[Dataset entries]
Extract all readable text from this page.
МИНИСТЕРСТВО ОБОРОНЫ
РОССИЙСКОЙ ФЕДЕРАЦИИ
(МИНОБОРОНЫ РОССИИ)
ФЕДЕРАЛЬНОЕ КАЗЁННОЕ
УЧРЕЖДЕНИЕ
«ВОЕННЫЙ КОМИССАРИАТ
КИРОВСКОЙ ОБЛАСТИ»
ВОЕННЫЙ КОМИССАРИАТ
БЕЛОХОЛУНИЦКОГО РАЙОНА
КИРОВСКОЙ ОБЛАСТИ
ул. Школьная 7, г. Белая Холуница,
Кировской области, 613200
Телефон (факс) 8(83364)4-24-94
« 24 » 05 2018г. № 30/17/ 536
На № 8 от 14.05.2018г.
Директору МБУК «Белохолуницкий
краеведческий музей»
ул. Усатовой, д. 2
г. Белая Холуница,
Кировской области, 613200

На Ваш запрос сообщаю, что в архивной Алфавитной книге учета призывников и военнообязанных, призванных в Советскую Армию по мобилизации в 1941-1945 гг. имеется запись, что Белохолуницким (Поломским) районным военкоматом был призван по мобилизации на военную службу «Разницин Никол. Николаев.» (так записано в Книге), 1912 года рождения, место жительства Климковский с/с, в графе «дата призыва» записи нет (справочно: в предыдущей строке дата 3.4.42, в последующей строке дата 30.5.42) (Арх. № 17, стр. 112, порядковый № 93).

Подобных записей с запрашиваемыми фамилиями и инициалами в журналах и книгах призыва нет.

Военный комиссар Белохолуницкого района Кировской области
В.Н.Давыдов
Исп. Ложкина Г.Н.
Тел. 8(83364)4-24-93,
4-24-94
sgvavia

**Short exercise:** Copy out the whole listing exactly; please set it all down.

**Problem solution:**
Extract all readable text from this page.
МИНИСТЕРСТВО ОБОРОНЫ
РОССИЙСКОЙ ФЕДЕРАЦИИ
(МИНОБОРОНЫ РОССИИ)
ФЕДЕРАЛЬНОЕ КАЗЁННОЕ
УЧРЕЖДЕНИЕ
«ВОЕННЫЙ КОМИССАРИАТ
КИРОВСКОЙ ОБЛАСТИ»
ВОЕННЫЙ КОМИССАРИАТ
БЕЛОХОЛУНИЦКОГО РАЙОНА
КИРОВСКОЙ ОБЛАСТИ
ул. Школьная 7, г. Белая Холуница,
Кировской области, 613200
Телефон (факс) 8(83364)4-24-94
« 24 » 05 2018г. № 30/17/ 536
На № 8 от 14.05.2018г.
Директору МБУК «Белохолуницкий
краеведческий музей»
ул. Усатовой, д. 2
г. Белая Холуница,
Кировской области, 613200

На Ваш запрос сообщаю, что в архивной Алфавитной книге учета призывников и военнообязанных, призванных в Советскую Армию по мобилизации в 1941-1945 гг. имеется запись, что Белохолуницким (Поломским) районным военкоматом был призван по мобилизации на военную службу «Разницин Никол. Николаев.» (так записано в Книге), 1912 года рождения, место жительства Климковский с/с, в графе «дата призыва» записи нет (справочно: в предыдущей строке дата 3.4.42, в последующей строке дата 30.5.42) (Арх. № 17, стр. 112, порядковый № 93).

Подобных записей с запрашиваемыми фамилиями и инициалами в журналах и книгах призыва нет.

Военный комиссар Белохолуницкого района Кировской области
В.Н.Давыдов
Исп. Ложкина Г.Н.
Тел. 8(83364)4-24-93,
4-24-94
sgvavia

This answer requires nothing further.